↓

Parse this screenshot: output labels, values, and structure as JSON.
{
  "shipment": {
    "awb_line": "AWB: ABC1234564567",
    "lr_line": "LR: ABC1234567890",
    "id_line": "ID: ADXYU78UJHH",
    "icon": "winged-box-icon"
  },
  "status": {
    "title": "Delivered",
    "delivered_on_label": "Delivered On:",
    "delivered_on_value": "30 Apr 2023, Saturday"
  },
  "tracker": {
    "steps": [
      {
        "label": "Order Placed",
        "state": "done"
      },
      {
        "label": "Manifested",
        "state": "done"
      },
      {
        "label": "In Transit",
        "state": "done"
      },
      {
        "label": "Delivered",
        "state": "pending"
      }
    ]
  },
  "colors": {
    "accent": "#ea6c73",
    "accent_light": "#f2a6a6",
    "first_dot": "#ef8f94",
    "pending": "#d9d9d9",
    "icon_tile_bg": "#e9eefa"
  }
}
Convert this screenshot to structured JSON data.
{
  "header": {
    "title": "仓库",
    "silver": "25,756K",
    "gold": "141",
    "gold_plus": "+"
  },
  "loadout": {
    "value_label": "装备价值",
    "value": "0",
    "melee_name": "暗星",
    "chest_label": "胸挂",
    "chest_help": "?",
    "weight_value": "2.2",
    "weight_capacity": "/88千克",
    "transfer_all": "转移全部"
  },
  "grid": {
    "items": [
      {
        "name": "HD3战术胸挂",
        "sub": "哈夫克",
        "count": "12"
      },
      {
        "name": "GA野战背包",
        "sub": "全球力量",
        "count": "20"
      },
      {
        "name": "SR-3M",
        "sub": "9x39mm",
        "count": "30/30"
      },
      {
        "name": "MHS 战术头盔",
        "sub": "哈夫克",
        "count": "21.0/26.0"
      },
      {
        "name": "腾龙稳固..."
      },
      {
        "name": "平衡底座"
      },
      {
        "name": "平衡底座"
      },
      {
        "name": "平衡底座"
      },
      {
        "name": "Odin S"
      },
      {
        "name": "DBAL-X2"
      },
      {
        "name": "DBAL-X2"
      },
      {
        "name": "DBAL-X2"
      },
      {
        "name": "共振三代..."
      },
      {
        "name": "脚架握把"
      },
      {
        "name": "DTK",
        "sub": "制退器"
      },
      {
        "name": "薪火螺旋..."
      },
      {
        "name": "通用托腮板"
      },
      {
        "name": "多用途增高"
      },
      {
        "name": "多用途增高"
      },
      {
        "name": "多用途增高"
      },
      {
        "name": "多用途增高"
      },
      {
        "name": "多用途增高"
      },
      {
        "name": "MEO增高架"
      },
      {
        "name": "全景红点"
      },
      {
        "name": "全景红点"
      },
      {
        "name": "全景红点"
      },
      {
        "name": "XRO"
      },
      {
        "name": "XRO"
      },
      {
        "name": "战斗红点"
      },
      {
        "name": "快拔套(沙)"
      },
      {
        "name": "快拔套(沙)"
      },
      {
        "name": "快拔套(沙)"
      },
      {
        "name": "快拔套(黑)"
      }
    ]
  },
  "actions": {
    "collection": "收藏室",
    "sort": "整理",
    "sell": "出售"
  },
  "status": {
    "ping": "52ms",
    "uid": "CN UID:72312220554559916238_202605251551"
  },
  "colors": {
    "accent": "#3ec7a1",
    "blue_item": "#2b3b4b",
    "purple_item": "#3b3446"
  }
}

↑

- **OBJECTIVE**
All lines in the data that contain the word "JSON" should be copied.

- **ANSWER TO THE PROBLEM**
Parse this screenshot: output labels, values, and structure as JSON.
Convert this screenshot to structured JSON data.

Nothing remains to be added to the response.